**Data entries:**
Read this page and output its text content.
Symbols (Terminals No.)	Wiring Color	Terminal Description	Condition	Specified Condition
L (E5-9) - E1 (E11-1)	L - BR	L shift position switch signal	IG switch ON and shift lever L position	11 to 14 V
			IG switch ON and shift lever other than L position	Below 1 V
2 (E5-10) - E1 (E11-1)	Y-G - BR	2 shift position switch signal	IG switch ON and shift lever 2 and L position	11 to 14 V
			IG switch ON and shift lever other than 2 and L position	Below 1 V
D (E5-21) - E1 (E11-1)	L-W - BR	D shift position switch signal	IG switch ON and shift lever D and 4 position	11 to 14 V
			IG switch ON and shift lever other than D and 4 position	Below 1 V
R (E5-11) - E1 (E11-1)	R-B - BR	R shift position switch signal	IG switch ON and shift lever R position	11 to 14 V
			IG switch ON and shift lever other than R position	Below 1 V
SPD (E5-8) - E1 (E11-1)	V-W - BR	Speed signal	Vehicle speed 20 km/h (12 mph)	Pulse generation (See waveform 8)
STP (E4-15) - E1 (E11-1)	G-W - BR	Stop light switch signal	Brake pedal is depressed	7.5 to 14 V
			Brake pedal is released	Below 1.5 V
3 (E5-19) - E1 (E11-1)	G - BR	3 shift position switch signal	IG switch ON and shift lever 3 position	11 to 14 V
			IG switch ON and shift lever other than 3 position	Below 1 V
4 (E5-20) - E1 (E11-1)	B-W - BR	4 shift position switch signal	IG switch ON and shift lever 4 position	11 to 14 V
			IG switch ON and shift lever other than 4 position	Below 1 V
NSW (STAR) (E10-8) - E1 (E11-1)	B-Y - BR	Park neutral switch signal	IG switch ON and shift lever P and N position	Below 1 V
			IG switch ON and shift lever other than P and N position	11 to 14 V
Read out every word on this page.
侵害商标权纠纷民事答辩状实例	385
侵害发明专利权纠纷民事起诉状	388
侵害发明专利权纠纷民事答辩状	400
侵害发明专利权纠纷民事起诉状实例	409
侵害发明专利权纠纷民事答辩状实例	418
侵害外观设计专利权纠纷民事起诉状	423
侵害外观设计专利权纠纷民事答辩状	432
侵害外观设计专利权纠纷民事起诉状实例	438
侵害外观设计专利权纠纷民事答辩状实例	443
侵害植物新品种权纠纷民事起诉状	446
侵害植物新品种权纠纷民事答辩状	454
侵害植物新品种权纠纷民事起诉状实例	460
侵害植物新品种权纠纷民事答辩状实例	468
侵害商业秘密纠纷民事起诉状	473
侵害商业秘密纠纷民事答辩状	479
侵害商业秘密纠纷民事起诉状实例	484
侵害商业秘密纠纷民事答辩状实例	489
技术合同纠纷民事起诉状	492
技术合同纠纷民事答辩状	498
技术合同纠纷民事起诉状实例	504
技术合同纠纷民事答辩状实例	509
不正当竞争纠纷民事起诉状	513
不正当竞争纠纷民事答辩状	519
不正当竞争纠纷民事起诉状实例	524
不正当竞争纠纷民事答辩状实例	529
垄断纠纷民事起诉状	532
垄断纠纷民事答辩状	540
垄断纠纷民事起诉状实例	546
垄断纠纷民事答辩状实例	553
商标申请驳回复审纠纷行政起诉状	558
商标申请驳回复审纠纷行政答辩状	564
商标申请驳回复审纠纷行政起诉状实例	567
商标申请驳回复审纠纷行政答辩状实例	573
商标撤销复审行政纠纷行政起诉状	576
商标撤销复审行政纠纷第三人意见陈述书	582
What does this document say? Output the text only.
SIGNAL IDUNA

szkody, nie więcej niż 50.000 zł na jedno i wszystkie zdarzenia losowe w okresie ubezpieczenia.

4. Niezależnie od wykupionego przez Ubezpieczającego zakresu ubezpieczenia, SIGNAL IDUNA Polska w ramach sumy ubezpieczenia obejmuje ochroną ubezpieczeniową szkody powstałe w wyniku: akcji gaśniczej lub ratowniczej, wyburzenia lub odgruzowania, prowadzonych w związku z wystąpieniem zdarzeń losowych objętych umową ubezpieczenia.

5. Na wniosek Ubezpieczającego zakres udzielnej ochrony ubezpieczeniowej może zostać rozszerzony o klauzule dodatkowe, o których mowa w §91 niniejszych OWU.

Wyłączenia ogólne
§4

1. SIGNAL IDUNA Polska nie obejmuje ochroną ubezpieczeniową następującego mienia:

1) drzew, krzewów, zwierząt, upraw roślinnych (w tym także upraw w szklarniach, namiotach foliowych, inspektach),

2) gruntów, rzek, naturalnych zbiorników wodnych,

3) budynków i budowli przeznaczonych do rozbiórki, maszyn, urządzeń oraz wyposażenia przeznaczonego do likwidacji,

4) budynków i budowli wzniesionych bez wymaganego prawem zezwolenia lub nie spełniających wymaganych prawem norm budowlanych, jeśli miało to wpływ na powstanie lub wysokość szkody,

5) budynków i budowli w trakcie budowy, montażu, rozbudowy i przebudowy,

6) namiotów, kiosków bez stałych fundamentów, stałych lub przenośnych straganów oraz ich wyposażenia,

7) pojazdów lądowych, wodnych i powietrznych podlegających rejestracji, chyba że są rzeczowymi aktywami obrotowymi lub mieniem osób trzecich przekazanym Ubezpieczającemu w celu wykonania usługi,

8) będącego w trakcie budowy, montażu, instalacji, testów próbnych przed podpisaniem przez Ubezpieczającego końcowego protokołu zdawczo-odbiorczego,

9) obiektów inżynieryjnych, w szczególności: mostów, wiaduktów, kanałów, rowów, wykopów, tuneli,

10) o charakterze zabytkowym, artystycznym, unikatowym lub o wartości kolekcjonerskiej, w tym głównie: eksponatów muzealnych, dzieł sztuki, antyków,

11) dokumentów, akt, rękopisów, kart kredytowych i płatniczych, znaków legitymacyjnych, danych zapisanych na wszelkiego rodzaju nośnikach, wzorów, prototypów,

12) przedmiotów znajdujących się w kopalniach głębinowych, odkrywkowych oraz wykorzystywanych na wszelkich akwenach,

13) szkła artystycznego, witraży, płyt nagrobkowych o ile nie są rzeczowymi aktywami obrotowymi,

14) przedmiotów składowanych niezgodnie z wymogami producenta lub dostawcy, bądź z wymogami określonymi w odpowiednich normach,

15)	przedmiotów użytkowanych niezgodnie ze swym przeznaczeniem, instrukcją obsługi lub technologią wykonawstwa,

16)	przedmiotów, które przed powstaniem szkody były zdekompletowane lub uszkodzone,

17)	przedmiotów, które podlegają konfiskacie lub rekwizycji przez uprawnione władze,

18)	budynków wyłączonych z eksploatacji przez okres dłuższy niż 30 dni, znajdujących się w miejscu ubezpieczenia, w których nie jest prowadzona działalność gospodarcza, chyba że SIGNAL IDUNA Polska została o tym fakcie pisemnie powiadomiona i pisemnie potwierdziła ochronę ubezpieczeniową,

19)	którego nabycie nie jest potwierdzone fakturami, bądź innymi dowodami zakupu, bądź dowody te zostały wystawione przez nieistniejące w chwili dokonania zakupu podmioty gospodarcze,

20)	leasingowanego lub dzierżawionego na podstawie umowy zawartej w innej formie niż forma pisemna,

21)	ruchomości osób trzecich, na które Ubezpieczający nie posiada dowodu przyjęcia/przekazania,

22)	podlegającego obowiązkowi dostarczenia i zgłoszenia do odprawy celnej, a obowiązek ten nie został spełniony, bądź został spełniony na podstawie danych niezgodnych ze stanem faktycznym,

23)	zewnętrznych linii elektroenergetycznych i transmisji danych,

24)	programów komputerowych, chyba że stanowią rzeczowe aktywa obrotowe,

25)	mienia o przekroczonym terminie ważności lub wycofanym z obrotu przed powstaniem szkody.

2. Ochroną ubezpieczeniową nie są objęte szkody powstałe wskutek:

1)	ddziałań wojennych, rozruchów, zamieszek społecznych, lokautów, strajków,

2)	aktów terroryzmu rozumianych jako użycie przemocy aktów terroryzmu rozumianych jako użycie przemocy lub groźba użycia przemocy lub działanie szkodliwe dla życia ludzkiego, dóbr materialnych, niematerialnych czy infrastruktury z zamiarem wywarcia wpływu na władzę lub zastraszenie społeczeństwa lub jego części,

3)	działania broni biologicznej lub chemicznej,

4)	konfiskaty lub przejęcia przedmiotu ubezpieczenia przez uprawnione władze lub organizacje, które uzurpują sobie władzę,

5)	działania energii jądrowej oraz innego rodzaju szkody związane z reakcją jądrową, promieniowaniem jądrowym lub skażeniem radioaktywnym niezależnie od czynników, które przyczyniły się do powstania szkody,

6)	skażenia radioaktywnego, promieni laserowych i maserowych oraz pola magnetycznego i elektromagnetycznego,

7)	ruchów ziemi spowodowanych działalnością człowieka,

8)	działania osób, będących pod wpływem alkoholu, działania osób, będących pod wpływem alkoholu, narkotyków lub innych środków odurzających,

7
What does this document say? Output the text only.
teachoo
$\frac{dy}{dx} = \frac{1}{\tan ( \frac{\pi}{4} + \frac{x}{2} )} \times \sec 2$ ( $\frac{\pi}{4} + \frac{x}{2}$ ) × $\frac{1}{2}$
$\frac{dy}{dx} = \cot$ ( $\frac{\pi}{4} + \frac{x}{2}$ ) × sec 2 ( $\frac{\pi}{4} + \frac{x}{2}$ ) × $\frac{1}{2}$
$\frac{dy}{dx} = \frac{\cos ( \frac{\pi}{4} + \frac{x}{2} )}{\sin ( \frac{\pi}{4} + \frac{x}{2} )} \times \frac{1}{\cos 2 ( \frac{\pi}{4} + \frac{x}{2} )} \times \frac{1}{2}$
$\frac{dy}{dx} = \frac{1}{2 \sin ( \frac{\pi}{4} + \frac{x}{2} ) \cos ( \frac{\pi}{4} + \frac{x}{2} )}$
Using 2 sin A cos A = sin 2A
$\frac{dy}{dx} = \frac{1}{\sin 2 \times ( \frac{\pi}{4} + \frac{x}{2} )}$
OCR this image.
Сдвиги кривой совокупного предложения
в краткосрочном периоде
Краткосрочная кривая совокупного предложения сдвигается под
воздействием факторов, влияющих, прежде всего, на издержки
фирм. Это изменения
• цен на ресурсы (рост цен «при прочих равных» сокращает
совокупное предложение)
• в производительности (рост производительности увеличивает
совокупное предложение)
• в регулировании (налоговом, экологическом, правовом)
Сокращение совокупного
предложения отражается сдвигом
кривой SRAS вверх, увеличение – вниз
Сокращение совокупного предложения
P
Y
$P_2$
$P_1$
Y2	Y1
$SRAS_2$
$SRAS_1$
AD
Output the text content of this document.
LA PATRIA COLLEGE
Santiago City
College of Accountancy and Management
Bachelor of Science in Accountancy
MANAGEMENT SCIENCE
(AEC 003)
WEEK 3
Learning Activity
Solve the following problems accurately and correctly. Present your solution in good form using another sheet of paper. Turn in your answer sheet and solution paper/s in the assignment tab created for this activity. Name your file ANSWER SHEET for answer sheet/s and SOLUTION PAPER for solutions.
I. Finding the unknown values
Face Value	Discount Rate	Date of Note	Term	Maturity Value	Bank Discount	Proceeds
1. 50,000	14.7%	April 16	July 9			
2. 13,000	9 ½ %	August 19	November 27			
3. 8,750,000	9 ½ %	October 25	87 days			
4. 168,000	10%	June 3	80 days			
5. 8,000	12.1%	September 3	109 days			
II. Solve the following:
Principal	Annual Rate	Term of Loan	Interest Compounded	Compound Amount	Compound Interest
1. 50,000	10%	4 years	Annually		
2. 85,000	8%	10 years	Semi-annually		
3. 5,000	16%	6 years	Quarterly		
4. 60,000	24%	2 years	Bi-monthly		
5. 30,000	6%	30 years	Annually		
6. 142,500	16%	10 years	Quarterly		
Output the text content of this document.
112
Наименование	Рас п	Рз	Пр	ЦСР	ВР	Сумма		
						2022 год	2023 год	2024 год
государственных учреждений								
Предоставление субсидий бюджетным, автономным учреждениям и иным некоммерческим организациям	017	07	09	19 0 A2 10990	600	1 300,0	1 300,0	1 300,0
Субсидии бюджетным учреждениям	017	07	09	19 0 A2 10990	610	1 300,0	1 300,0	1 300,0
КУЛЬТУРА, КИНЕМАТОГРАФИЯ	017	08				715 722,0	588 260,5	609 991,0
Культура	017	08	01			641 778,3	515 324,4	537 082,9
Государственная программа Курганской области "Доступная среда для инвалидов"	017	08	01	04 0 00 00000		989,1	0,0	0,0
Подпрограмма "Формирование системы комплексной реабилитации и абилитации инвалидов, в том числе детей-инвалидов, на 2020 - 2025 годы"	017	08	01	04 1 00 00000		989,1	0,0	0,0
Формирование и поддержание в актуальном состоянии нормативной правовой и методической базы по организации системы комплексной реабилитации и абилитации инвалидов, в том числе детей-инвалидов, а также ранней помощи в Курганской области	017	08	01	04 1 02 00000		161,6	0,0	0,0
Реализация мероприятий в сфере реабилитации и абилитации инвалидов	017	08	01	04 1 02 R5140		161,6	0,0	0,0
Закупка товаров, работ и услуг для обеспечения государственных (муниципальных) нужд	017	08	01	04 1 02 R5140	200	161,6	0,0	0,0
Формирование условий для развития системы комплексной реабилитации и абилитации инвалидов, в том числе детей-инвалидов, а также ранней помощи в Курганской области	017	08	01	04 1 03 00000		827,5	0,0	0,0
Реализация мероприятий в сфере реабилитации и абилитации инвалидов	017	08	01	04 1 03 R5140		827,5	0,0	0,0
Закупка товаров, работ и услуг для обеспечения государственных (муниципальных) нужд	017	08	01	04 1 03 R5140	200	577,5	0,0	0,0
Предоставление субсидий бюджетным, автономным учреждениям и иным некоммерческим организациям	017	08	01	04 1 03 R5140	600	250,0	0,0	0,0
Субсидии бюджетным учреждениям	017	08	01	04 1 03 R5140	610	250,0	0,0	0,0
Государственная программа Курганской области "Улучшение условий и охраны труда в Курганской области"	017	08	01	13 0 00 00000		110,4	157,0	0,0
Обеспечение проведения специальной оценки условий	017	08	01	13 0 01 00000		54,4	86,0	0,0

**Set problem:**
Return all lines of the material above in which the word "pedal" occurs.

**Output for this task:**
STP (E4-15) - E1 (E11-1)	G-W - BR	Stop light switch signal	Brake pedal is depressed	7.5 to 14 V
			Brake pedal is released	Below 1.5 V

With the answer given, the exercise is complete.